Items:
···
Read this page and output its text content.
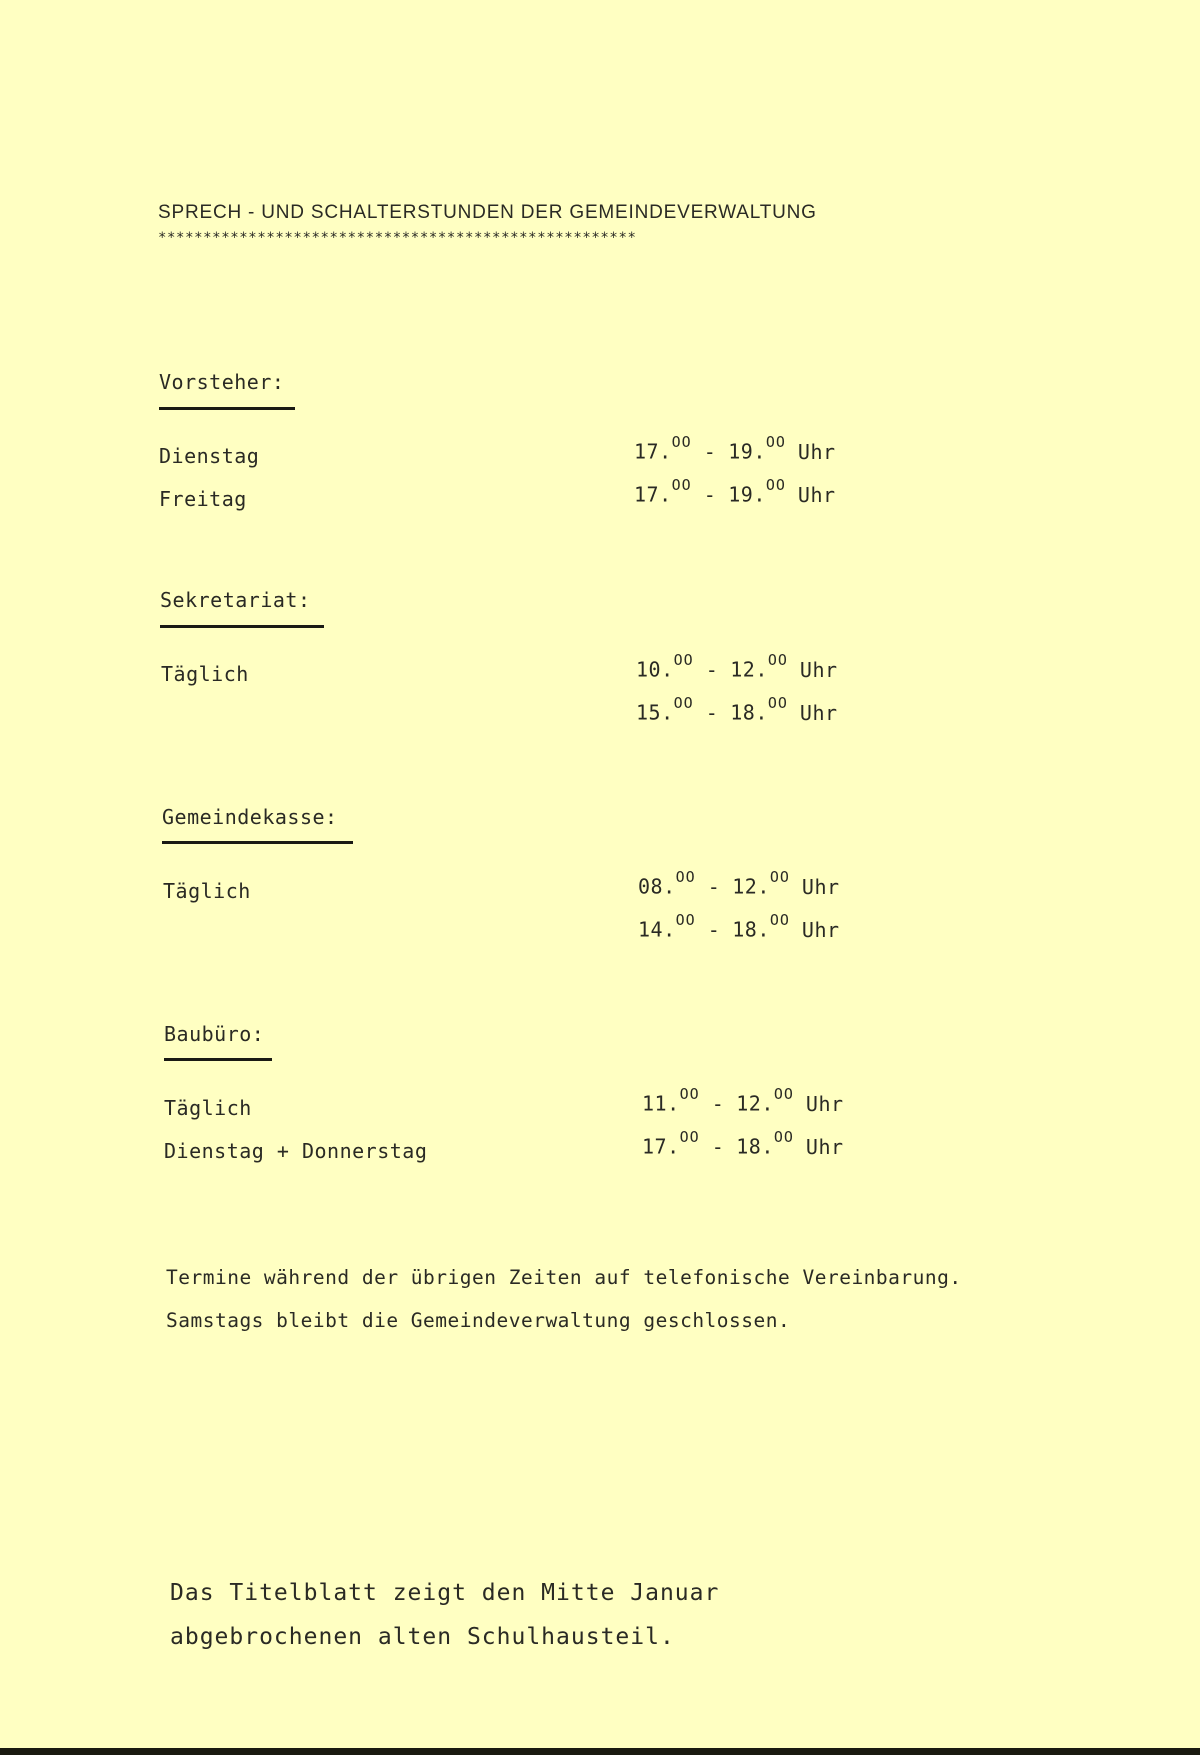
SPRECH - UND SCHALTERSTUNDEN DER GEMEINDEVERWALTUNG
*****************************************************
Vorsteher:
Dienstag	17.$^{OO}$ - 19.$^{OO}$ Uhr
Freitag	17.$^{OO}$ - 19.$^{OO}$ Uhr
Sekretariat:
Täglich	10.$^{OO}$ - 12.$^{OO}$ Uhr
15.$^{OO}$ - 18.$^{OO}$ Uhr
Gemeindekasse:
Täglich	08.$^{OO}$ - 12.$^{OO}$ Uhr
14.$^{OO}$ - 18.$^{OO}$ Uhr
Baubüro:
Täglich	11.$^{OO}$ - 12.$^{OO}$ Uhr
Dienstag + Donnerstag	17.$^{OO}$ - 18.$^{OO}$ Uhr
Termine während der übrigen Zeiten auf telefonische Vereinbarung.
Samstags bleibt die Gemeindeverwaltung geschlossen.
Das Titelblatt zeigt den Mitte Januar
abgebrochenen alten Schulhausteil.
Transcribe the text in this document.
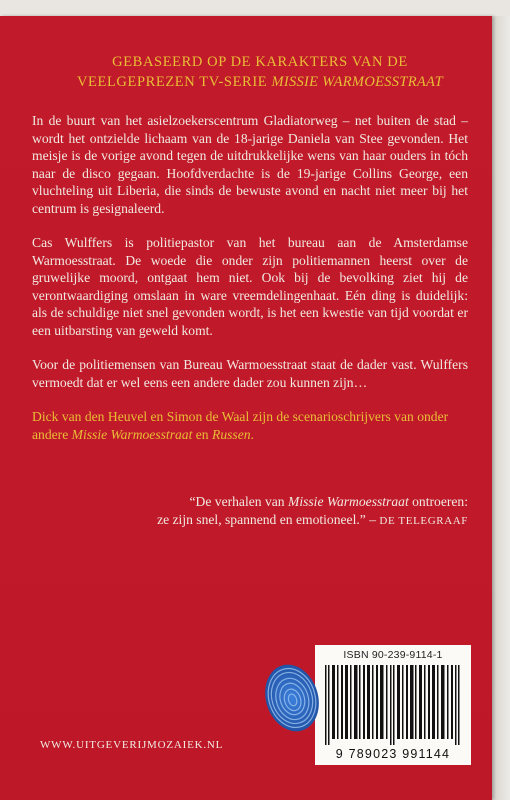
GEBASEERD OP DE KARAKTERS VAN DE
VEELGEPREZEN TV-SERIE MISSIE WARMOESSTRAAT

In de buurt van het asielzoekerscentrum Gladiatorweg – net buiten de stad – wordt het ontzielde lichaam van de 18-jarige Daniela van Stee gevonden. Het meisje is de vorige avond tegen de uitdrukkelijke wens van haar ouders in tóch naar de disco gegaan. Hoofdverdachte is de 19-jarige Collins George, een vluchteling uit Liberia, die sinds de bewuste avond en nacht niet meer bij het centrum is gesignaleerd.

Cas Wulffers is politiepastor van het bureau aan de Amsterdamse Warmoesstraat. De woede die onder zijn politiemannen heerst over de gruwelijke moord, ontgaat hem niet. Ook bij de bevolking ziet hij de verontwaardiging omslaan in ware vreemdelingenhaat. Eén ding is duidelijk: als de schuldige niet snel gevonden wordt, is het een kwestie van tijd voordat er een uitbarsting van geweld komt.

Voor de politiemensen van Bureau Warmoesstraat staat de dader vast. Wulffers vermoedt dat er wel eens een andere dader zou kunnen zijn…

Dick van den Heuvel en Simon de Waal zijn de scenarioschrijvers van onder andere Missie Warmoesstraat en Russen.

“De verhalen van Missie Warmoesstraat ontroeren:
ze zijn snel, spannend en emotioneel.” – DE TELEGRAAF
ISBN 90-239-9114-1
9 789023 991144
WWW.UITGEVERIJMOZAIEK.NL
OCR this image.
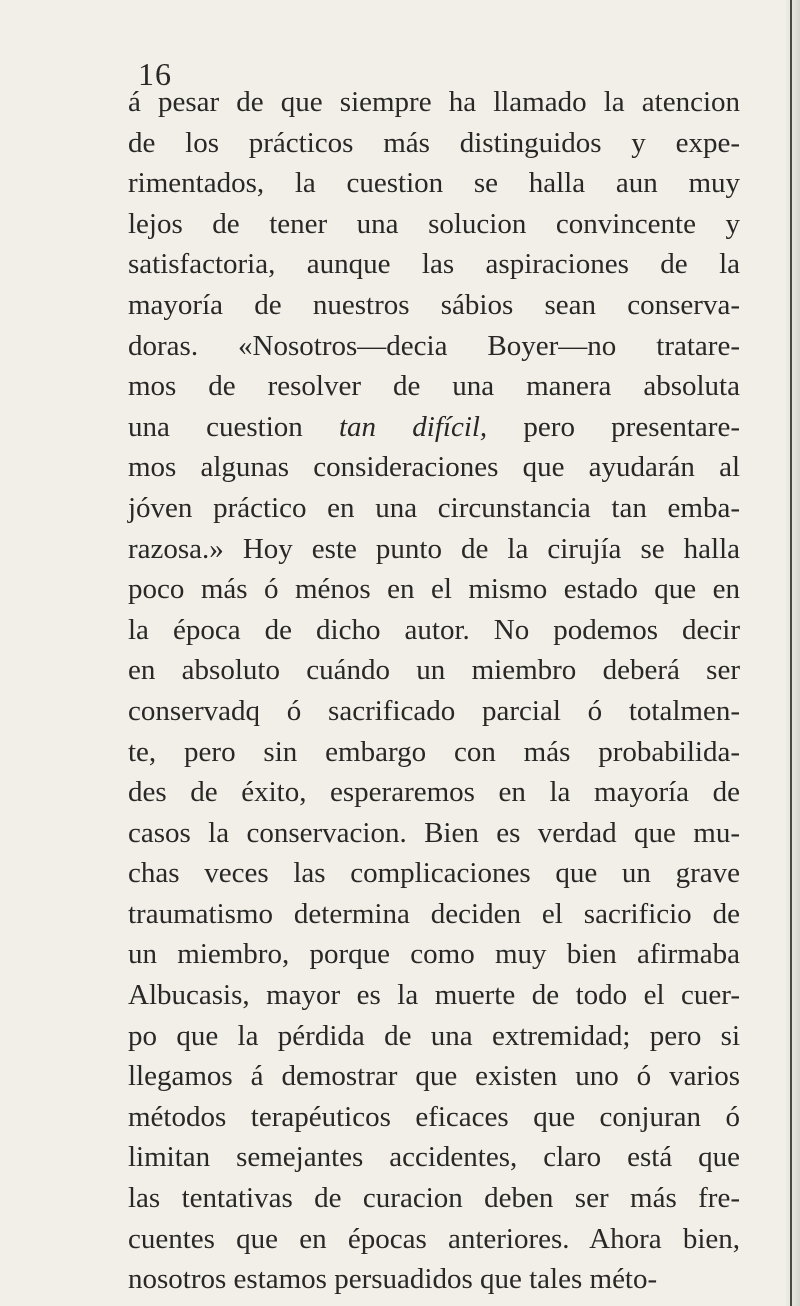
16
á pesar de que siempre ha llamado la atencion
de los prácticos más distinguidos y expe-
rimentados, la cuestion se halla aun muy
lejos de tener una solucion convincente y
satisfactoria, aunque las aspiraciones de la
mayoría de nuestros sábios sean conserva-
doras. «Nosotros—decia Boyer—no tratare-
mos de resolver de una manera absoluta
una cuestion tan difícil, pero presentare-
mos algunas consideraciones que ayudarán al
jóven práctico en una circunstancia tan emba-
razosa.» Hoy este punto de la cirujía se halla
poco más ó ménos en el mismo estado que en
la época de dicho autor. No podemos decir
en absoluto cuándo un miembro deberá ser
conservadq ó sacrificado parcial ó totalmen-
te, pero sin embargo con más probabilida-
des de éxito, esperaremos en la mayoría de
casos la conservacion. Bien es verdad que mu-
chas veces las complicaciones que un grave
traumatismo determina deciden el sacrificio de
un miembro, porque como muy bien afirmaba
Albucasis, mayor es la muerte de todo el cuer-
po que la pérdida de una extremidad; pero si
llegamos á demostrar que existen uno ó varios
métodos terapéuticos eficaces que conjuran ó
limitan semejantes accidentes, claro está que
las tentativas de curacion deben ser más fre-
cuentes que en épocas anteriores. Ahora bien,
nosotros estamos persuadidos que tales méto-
···
Your copy should match the records word for word, with the pictures removed.

Solution to this exercise:
Read this page and output its text content.
SPRECH - UND SCHALTERSTUNDEN DER GEMEINDEVERWALTUNG
*****************************************************
Vorsteher:
Dienstag	17.$^{OO}$ - 19.$^{OO}$ Uhr
Freitag	17.$^{OO}$ - 19.$^{OO}$ Uhr
Sekretariat:
Täglich	10.$^{OO}$ - 12.$^{OO}$ Uhr
15.$^{OO}$ - 18.$^{OO}$ Uhr
Gemeindekasse:
Täglich	08.$^{OO}$ - 12.$^{OO}$ Uhr
14.$^{OO}$ - 18.$^{OO}$ Uhr
Baubüro:
Täglich	11.$^{OO}$ - 12.$^{OO}$ Uhr
Dienstag + Donnerstag	17.$^{OO}$ - 18.$^{OO}$ Uhr
Termine während der übrigen Zeiten auf telefonische Vereinbarung.
Samstags bleibt die Gemeindeverwaltung geschlossen.
Das Titelblatt zeigt den Mitte Januar
abgebrochenen alten Schulhausteil.
Transcribe the text in this document.
GEBASEERD OP DE KARAKTERS VAN DE
VEELGEPREZEN TV-SERIE MISSIE WARMOESSTRAAT

In de buurt van het asielzoekerscentrum Gladiatorweg – net buiten de stad – wordt het ontzielde lichaam van de 18-jarige Daniela van Stee gevonden. Het meisje is de vorige avond tegen de uitdrukkelijke wens van haar ouders in tóch naar de disco gegaan. Hoofdverdachte is de 19-jarige Collins George, een vluchteling uit Liberia, die sinds de bewuste avond en nacht niet meer bij het centrum is gesignaleerd.

Cas Wulffers is politiepastor van het bureau aan de Amsterdamse Warmoesstraat. De woede die onder zijn politiemannen heerst over de gruwelijke moord, ontgaat hem niet. Ook bij de bevolking ziet hij de verontwaardiging omslaan in ware vreemdelingenhaat. Eén ding is duidelijk: als de schuldige niet snel gevonden wordt, is het een kwestie van tijd voordat er een uitbarsting van geweld komt.

Voor de politiemensen van Bureau Warmoesstraat staat de dader vast. Wulffers vermoedt dat er wel eens een andere dader zou kunnen zijn…

Dick van den Heuvel en Simon de Waal zijn de scenarioschrijvers van onder andere Missie Warmoesstraat en Russen.

“De verhalen van Missie Warmoesstraat ontroeren:
ze zijn snel, spannend en emotioneel.” – DE TELEGRAAF
ISBN 90-239-9114-1
9 789023 991144
WWW.UITGEVERIJMOZAIEK.NL
OCR this image.
16
á pesar de que siempre ha llamado la atencion
de los prácticos más distinguidos y expe-
rimentados, la cuestion se halla aun muy
lejos de tener una solucion convincente y
satisfactoria, aunque las aspiraciones de la
mayoría de nuestros sábios sean conserva-
doras. «Nosotros—decia Boyer—no tratare-
mos de resolver de una manera absoluta
una cuestion tan difícil, pero presentare-
mos algunas consideraciones que ayudarán al
jóven práctico en una circunstancia tan emba-
razosa.» Hoy este punto de la cirujía se halla
poco más ó ménos en el mismo estado que en
la época de dicho autor. No podemos decir
en absoluto cuándo un miembro deberá ser
conservadq ó sacrificado parcial ó totalmen-
te, pero sin embargo con más probabilida-
des de éxito, esperaremos en la mayoría de
casos la conservacion. Bien es verdad que mu-
chas veces las complicaciones que un grave
traumatismo determina deciden el sacrificio de
un miembro, porque como muy bien afirmaba
Albucasis, mayor es la muerte de todo el cuer-
po que la pérdida de una extremidad; pero si
llegamos á demostrar que existen uno ó varios
métodos terapéuticos eficaces que conjuran ó
limitan semejantes accidentes, claro está que
las tentativas de curacion deben ser más fre-
cuentes que en épocas anteriores. Ahora bien,
nosotros estamos persuadidos que tales méto-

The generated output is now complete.